▶ _REQUIRED TASK_
Return all lines in the material below that contain "title".

▶ _DATA TO PROCESS_
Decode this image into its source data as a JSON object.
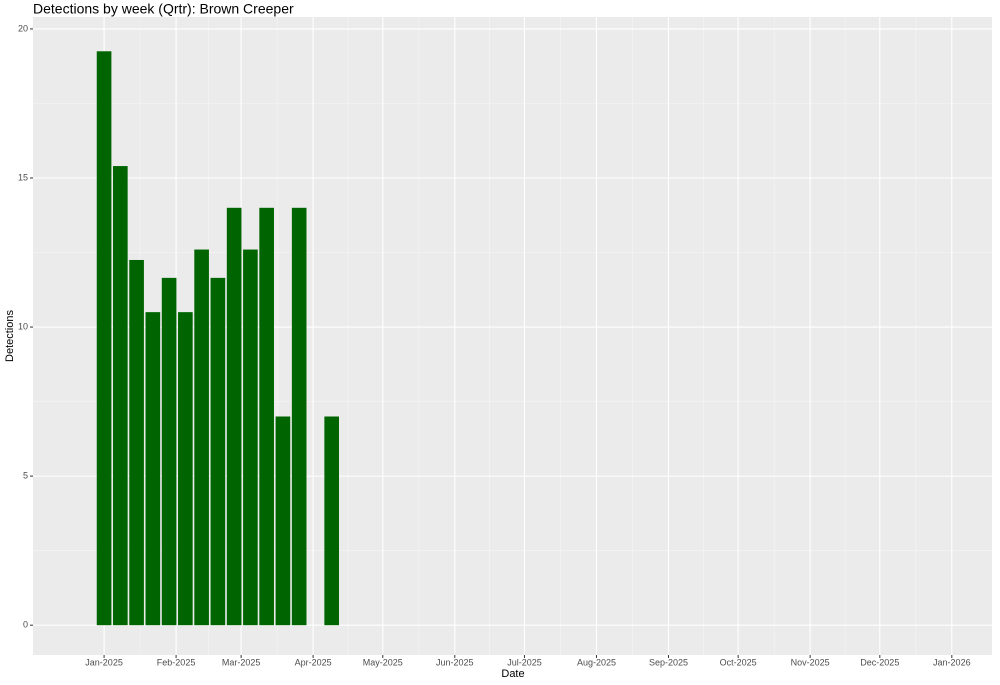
{
  "chart_data": {
    "type": "bar",
    "title": "Detections by week (Qrtr): Brown Creeper",
    "x_label": "Date",
    "y_label": "Detections",
    "x": [
      0,
      7,
      14,
      21,
      28,
      35,
      42,
      49,
      56,
      63,
      70,
      77,
      84,
      98
    ],
    "values": [
      19.25,
      15.4,
      12.25,
      10.5,
      11.65,
      10.5,
      12.6,
      11.65,
      14,
      12.6,
      14,
      7,
      14,
      7
    ],
    "color": "#006400",
    "xlim": [
      -30.6,
      382.3
    ],
    "xticks": [
      {
        "value": 0,
        "label": "Jan-2025"
      },
      {
        "value": 31,
        "label": "Feb-2025"
      },
      {
        "value": 59,
        "label": "Mar-2025"
      },
      {
        "value": 90,
        "label": "Apr-2025"
      },
      {
        "value": 120,
        "label": "May-2025"
      },
      {
        "value": 151,
        "label": "Jun-2025"
      },
      {
        "value": 181,
        "label": "Jul-2025"
      },
      {
        "value": 212,
        "label": "Aug-2025"
      },
      {
        "value": 243,
        "label": "Sep-2025"
      },
      {
        "value": 273,
        "label": "Oct-2025"
      },
      {
        "value": 304,
        "label": "Nov-2025"
      },
      {
        "value": 334,
        "label": "Dec-2025"
      },
      {
        "value": 365,
        "label": "Jan-2026"
      }
    ],
    "ylim": [
      -1,
      20.4
    ],
    "yticks": [
      0,
      5,
      10,
      15,
      20
    ],
    "grid": true
  }
}
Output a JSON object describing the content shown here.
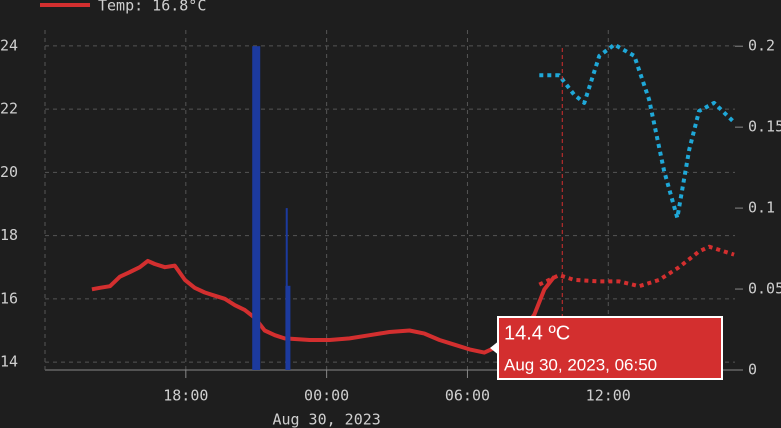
{
  "chart_data": {
    "type": "line",
    "legend_label": "Temp: 16.8°C",
    "date_label": "Aug 30, 2023",
    "tooltip": {
      "value_text": "14.4 ºC",
      "time_text": "Aug 30, 2023, 06:50"
    },
    "cursor_x": 34.04,
    "xlim": [
      12,
      41.4
    ],
    "xticks": [
      {
        "value": 18,
        "label": "18:00"
      },
      {
        "value": 24,
        "label": "00:00"
      },
      {
        "value": 30,
        "label": "06:00"
      },
      {
        "value": 36,
        "label": "12:00"
      }
    ],
    "ylim": [
      13.75,
      24.5
    ],
    "yticks": [
      14,
      16,
      18,
      20,
      22,
      24
    ],
    "y2lim": [
      0,
      0.21
    ],
    "y2ticks": [
      0,
      0.05,
      0.1,
      0.15,
      0.2
    ],
    "grid": true,
    "series": [
      {
        "name": "Temp: 16.8°C",
        "color": "#d32f2f",
        "style": "solid",
        "axis": "y",
        "x": [
          14.0,
          14.34,
          14.77,
          15.19,
          15.62,
          16.04,
          16.38,
          16.68,
          17.11,
          17.53,
          17.96,
          18.38,
          18.81,
          19.23,
          19.66,
          20.09,
          20.51,
          20.94,
          21.36,
          21.79,
          22.21,
          22.64,
          23.28,
          24.13,
          24.98,
          25.83,
          26.68,
          27.53,
          28.17,
          28.81,
          29.45,
          30.09,
          30.72,
          31.15,
          31.57,
          32.21,
          32.85,
          33.28,
          33.7
        ],
        "values": [
          16.3,
          16.35,
          16.4,
          16.7,
          16.85,
          17.0,
          17.2,
          17.1,
          17.0,
          17.05,
          16.6,
          16.35,
          16.2,
          16.1,
          16.0,
          15.8,
          15.65,
          15.4,
          15.0,
          14.85,
          14.75,
          14.73,
          14.7,
          14.7,
          14.75,
          14.85,
          14.95,
          15.0,
          14.9,
          14.7,
          14.55,
          14.4,
          14.3,
          14.45,
          14.6,
          14.85,
          15.5,
          16.3,
          16.7
        ]
      },
      {
        "color": "#d32f2f",
        "style": "dotted",
        "axis": "y",
        "x": [
          33.06,
          33.91,
          34.55,
          35.62,
          36.47,
          37.32,
          38.17,
          39.02,
          39.87,
          40.3,
          41.36
        ],
        "values": [
          16.45,
          16.75,
          16.6,
          16.55,
          16.55,
          16.4,
          16.6,
          17.0,
          17.5,
          17.65,
          17.4
        ]
      },
      {
        "color": "#1fa8d8",
        "style": "dotted",
        "axis": "y2",
        "x": [
          33.06,
          33.91,
          34.55,
          34.98,
          35.62,
          36.26,
          37.11,
          37.74,
          38.38,
          38.94,
          39.45,
          39.87,
          40.51,
          41.36
        ],
        "values": [
          0.182,
          0.182,
          0.17,
          0.165,
          0.194,
          0.201,
          0.194,
          0.167,
          0.123,
          0.094,
          0.136,
          0.16,
          0.165,
          0.153
        ]
      },
      {
        "color": "#1c3a9e",
        "style": "bar",
        "axis": "y2",
        "x": [
          21.0,
          22.3,
          22.35
        ],
        "values": [
          0.2,
          0.1,
          0.052
        ]
      }
    ]
  }
}
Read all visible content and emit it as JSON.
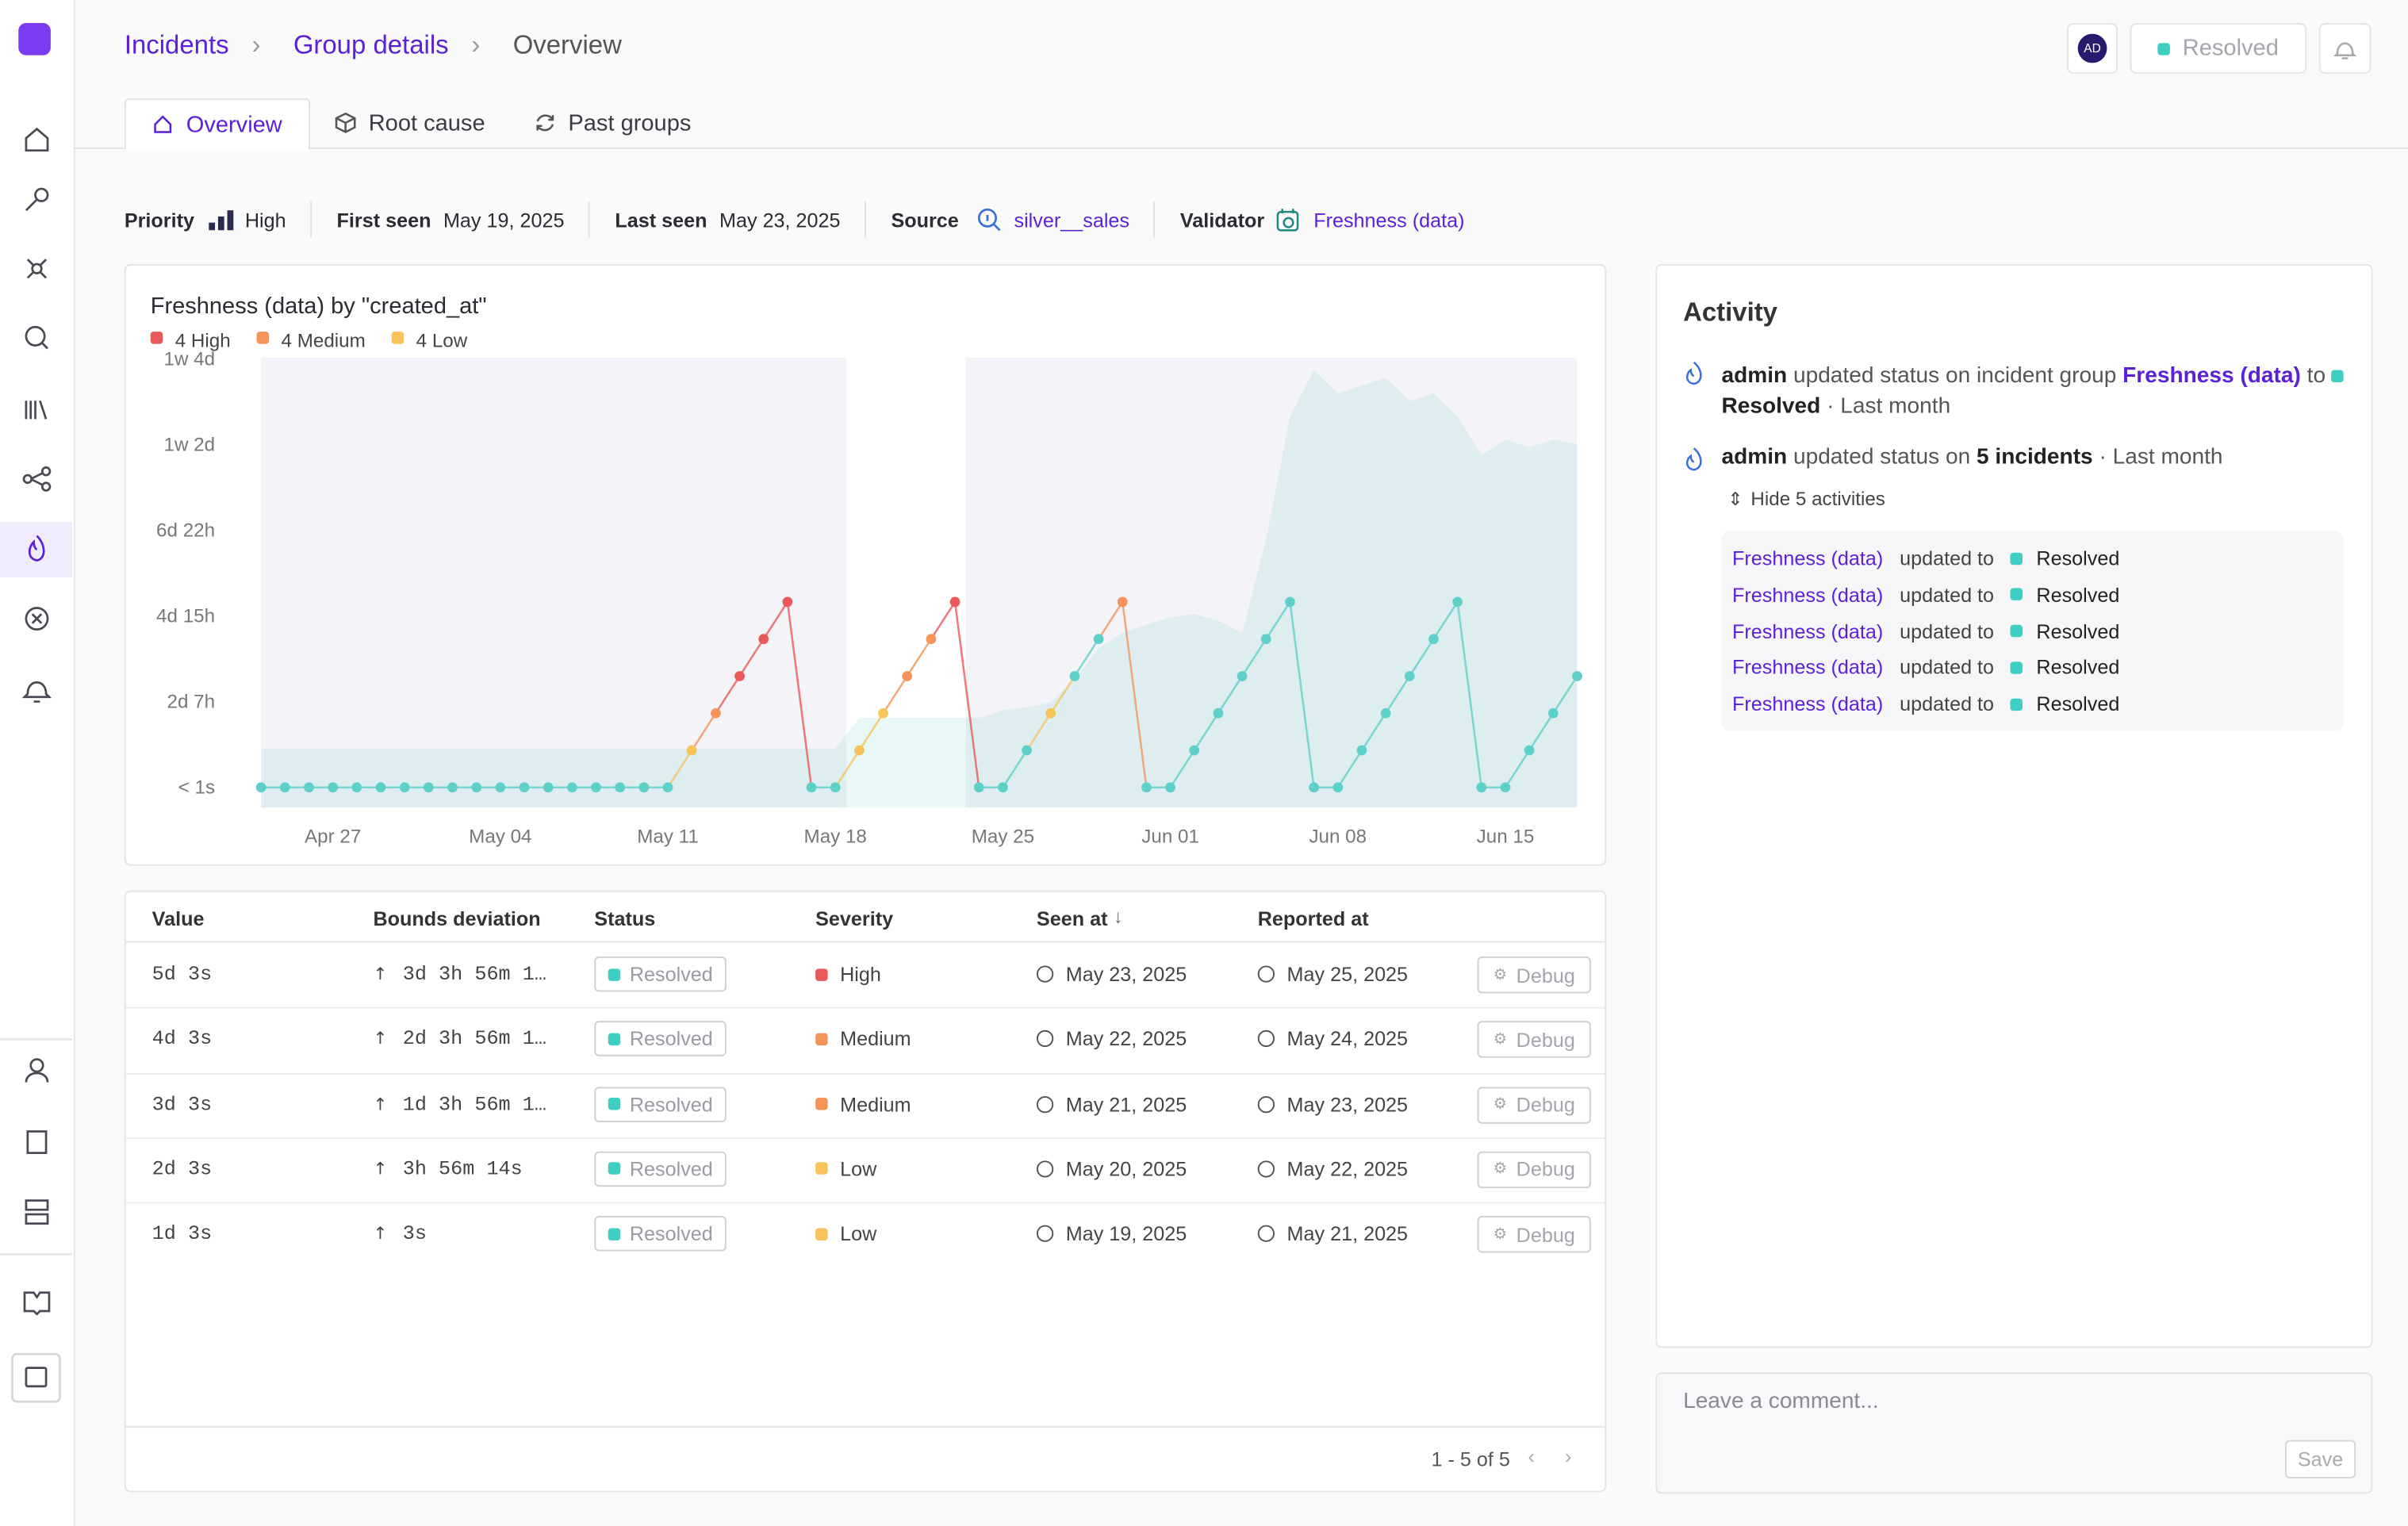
{
  "breadcrumb": [
    "Incidents",
    "Group details",
    "Overview"
  ],
  "header": {
    "avatar": "AD",
    "status": "Resolved"
  },
  "tabs": [
    "Overview",
    "Root cause",
    "Past groups"
  ],
  "meta": [
    {
      "label": "Priority",
      "value": "High"
    },
    {
      "label": "First seen",
      "value": "May 19, 2025"
    },
    {
      "label": "Last seen",
      "value": "May 23, 2025"
    },
    {
      "label": "Source",
      "value": "silver__sales"
    },
    {
      "label": "Validator",
      "value": "Freshness (data)"
    }
  ],
  "chart_data": {
    "type": "line",
    "title": "Freshness (data) by \"created_at\"",
    "legend": [
      {
        "name": "4 High",
        "color": "#e85a5a"
      },
      {
        "name": "4 Medium",
        "color": "#f4935a"
      },
      {
        "name": "4 Low",
        "color": "#f7c35a"
      }
    ],
    "x": [
      "Apr 24",
      "Apr 25",
      "Apr 26",
      "Apr 27",
      "Apr 28",
      "Apr 29",
      "Apr 30",
      "May 01",
      "May 02",
      "May 03",
      "May 04",
      "May 05",
      "May 06",
      "May 07",
      "May 08",
      "May 09",
      "May 10",
      "May 11",
      "May 12",
      "May 13",
      "May 14",
      "May 15",
      "May 16",
      "May 17",
      "May 18",
      "May 19",
      "May 20",
      "May 21",
      "May 22",
      "May 23",
      "May 24",
      "May 25",
      "May 26",
      "May 27",
      "May 28",
      "May 29",
      "May 30",
      "May 31",
      "Jun 01",
      "Jun 02",
      "Jun 03",
      "Jun 04",
      "Jun 05",
      "Jun 06",
      "Jun 07",
      "Jun 08",
      "Jun 09",
      "Jun 10",
      "Jun 11",
      "Jun 12",
      "Jun 13",
      "Jun 14",
      "Jun 15",
      "Jun 16",
      "Jun 17",
      "Jun 18"
    ],
    "series": [
      {
        "color": "#5fd0c8",
        "values": [
          0,
          0,
          0,
          0,
          0,
          0,
          0,
          0,
          0,
          0,
          0,
          0,
          0,
          0,
          0,
          0,
          0,
          0,
          24,
          48,
          72,
          96,
          120,
          0,
          0,
          24,
          48,
          72,
          96,
          120,
          0,
          0,
          24,
          48,
          72,
          96,
          120,
          0,
          0,
          24,
          48,
          72,
          96,
          120,
          0,
          0,
          24,
          48,
          72,
          96,
          120,
          0,
          0,
          24,
          48,
          72
        ],
        "point_colors": [
          "#5fd0c8",
          "#5fd0c8",
          "#5fd0c8",
          "#5fd0c8",
          "#5fd0c8",
          "#5fd0c8",
          "#5fd0c8",
          "#5fd0c8",
          "#5fd0c8",
          "#5fd0c8",
          "#5fd0c8",
          "#5fd0c8",
          "#5fd0c8",
          "#5fd0c8",
          "#5fd0c8",
          "#5fd0c8",
          "#5fd0c8",
          "#5fd0c8",
          "#f7c35a",
          "#f4935a",
          "#e85a5a",
          "#e85a5a",
          "#e85a5a",
          "#5fd0c8",
          "#5fd0c8",
          "#f7c35a",
          "#f7c35a",
          "#f4935a",
          "#f4935a",
          "#e85a5a",
          "#5fd0c8",
          "#5fd0c8",
          "#5fd0c8",
          "#f7c35a",
          "#5fd0c8",
          "#5fd0c8",
          "#f4935a",
          "#5fd0c8",
          "#5fd0c8",
          "#5fd0c8",
          "#5fd0c8",
          "#5fd0c8",
          "#5fd0c8",
          "#5fd0c8",
          "#5fd0c8",
          "#5fd0c8",
          "#5fd0c8",
          "#5fd0c8",
          "#5fd0c8",
          "#5fd0c8",
          "#5fd0c8",
          "#5fd0c8",
          "#5fd0c8",
          "#5fd0c8",
          "#5fd0c8",
          "#5fd0c8"
        ]
      },
      {
        "color": "#5ecdc4",
        "values": [
          25,
          25,
          25,
          25,
          25,
          25,
          25,
          25,
          25,
          25,
          25,
          25,
          25,
          25,
          25,
          25,
          25,
          25,
          25,
          25,
          25,
          25,
          25,
          25,
          25,
          45,
          45,
          45,
          45,
          45,
          45,
          50,
          52,
          55,
          70,
          90,
          100,
          105,
          110,
          112,
          108,
          100,
          160,
          240,
          270,
          255,
          260,
          265,
          250,
          255,
          240,
          215,
          225,
          220,
          225,
          222
        ]
      }
    ],
    "ylim": [
      -13,
      278
    ],
    "yticks": [
      {
        "value": 0,
        "label": "< 1s"
      },
      {
        "value": 55.4,
        "label": "2d 7h"
      },
      {
        "value": 110.8,
        "label": "4d 15h"
      },
      {
        "value": 166.2,
        "label": "6d 22h"
      },
      {
        "value": 221.6,
        "label": "1w 2d"
      },
      {
        "value": 277,
        "label": "1w 4d"
      }
    ],
    "xticks": [
      "Apr 27",
      "May 04",
      "May 11",
      "May 18",
      "May 25",
      "Jun 01",
      "Jun 08",
      "Jun 15"
    ],
    "grid": false
  },
  "table": {
    "columns": [
      "Value",
      "Bounds deviation",
      "Status",
      "Severity",
      "Seen at",
      "Reported at"
    ],
    "rows": [
      [
        "5d 3s",
        "3d 3h 56m 1…",
        "Resolved",
        "High",
        "May 23, 2025",
        "May 25, 2025",
        "Debug"
      ],
      [
        "4d 3s",
        "2d 3h 56m 1…",
        "Resolved",
        "Medium",
        "May 22, 2025",
        "May 24, 2025",
        "Debug"
      ],
      [
        "3d 3s",
        "1d 3h 56m 1…",
        "Resolved",
        "Medium",
        "May 21, 2025",
        "May 23, 2025",
        "Debug"
      ],
      [
        "2d 3s",
        "3h 56m 14s",
        "Resolved",
        "Low",
        "May 20, 2025",
        "May 22, 2025",
        "Debug"
      ],
      [
        "1d 3s",
        "3s",
        "Resolved",
        "Low",
        "May 19, 2025",
        "May 21, 2025",
        "Debug"
      ]
    ],
    "severity_colors": [
      "#e85a5a",
      "#f4935a",
      "#f4935a",
      "#f7c35a",
      "#f7c35a"
    ],
    "footer": "1 - 5 of 5"
  },
  "activity": {
    "title": "Activity",
    "item1": [
      "admin",
      "updated status on incident group",
      "Freshness (data)",
      "to",
      "Resolved",
      "· Last month"
    ],
    "item2": [
      "admin",
      "updated status on",
      "5 incidents",
      "· Last month"
    ],
    "toggle": "Hide 5 activities",
    "sub": [
      [
        "Freshness (data)",
        "updated to",
        "Resolved"
      ],
      [
        "Freshness (data)",
        "updated to",
        "Resolved"
      ],
      [
        "Freshness (data)",
        "updated to",
        "Resolved"
      ],
      [
        "Freshness (data)",
        "updated to",
        "Resolved"
      ],
      [
        "Freshness (data)",
        "updated to",
        "Resolved"
      ]
    ]
  },
  "comment": {
    "placeholder": "Leave a comment...",
    "save": "Save"
  }
}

▶ _RESPONSE TO THE TASK_
    "title": "Detections by week (Qrtr): Brown Creeper",
    "title": "Freshness (data) by \"created_at\"",
    "title": "Activity",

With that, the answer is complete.